▶ [INSTRUCTIONS TO FOLLOW]:
Check each line of the records below and collect those that include the word "name".

▶ [GIVEN INFORMATION]:
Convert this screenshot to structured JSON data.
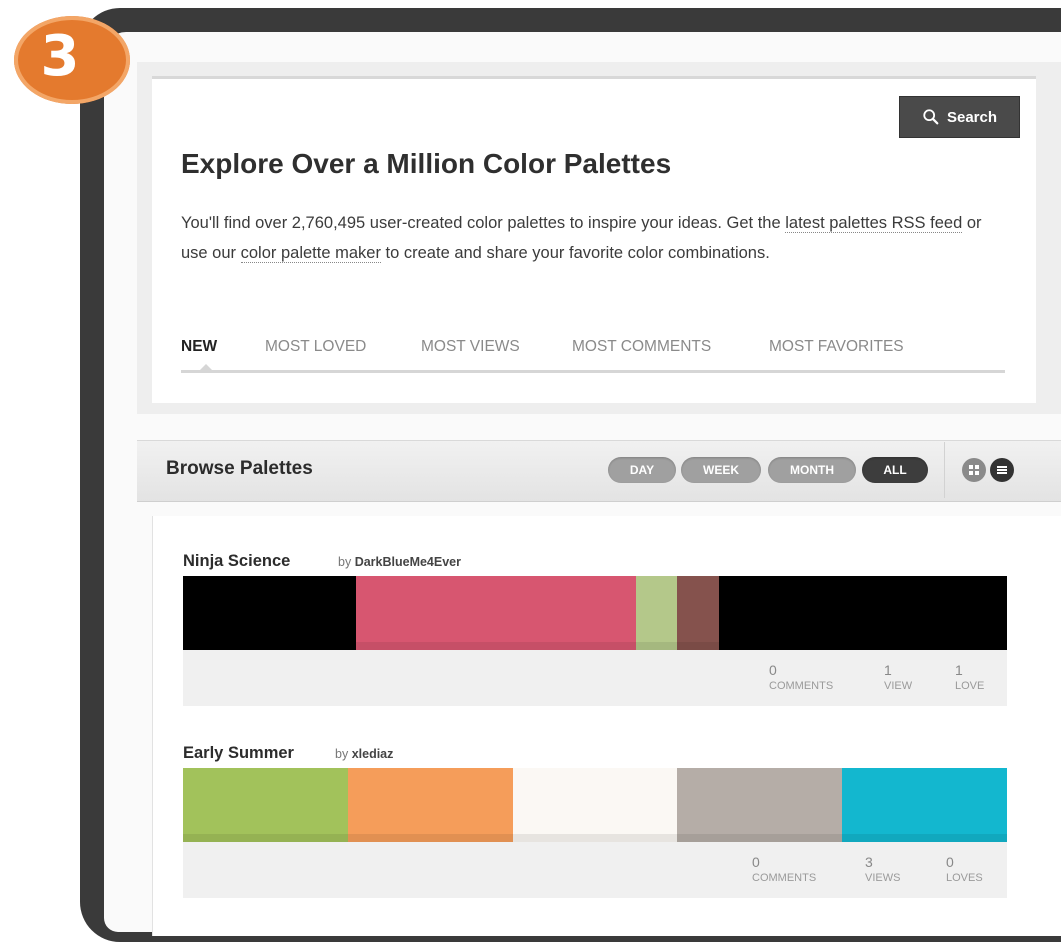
{
  "badge": {
    "number": "3"
  },
  "search": {
    "label": "Search"
  },
  "hero": {
    "title": "Explore Over a Million Color Palettes",
    "desc_part1": "You'll find over 2,760,495 user-created color palettes to inspire your ideas. Get the ",
    "link_rss": "latest palettes RSS feed",
    "desc_part2": " or use our ",
    "link_maker": "color palette maker",
    "desc_part3": " to create and share your favorite color combinations."
  },
  "tabs": [
    {
      "label": "NEW",
      "active": true
    },
    {
      "label": "MOST LOVED"
    },
    {
      "label": "MOST VIEWS"
    },
    {
      "label": "MOST COMMENTS"
    },
    {
      "label": "MOST FAVORITES"
    }
  ],
  "browse": {
    "title": "Browse Palettes",
    "filters": [
      {
        "label": "DAY"
      },
      {
        "label": "WEEK"
      },
      {
        "label": "MONTH"
      },
      {
        "label": "ALL",
        "active": true
      }
    ]
  },
  "palettes": [
    {
      "name": "Ninja Science",
      "by": "by",
      "author": "DarkBlueMe4Ever",
      "colors": [
        {
          "hex": "#000000",
          "share": 0.21
        },
        {
          "hex": "#d75670",
          "share": 0.34
        },
        {
          "hex": "#b4c88a",
          "share": 0.05
        },
        {
          "hex": "#85524d",
          "share": 0.05
        },
        {
          "hex": "#000000",
          "share": 0.35
        }
      ],
      "stats": [
        {
          "num": "0",
          "label": "COMMENTS"
        },
        {
          "num": "1",
          "label": "VIEW"
        },
        {
          "num": "1",
          "label": "LOVE"
        }
      ]
    },
    {
      "name": "Early Summer",
      "by": "by",
      "author": "xlediaz",
      "colors": [
        {
          "hex": "#a2c25b",
          "share": 0.2
        },
        {
          "hex": "#f59d5a",
          "share": 0.2
        },
        {
          "hex": "#fbf8f4",
          "share": 0.2
        },
        {
          "hex": "#b5ada7",
          "share": 0.2
        },
        {
          "hex": "#13b7cf",
          "share": 0.2
        }
      ],
      "stats": [
        {
          "num": "0",
          "label": "COMMENTS"
        },
        {
          "num": "3",
          "label": "VIEWS"
        },
        {
          "num": "0",
          "label": "LOVES"
        }
      ]
    }
  ]
}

▶ [SOLUTION]:
      "name": "Ninja Science",
      "name": "Early Summer",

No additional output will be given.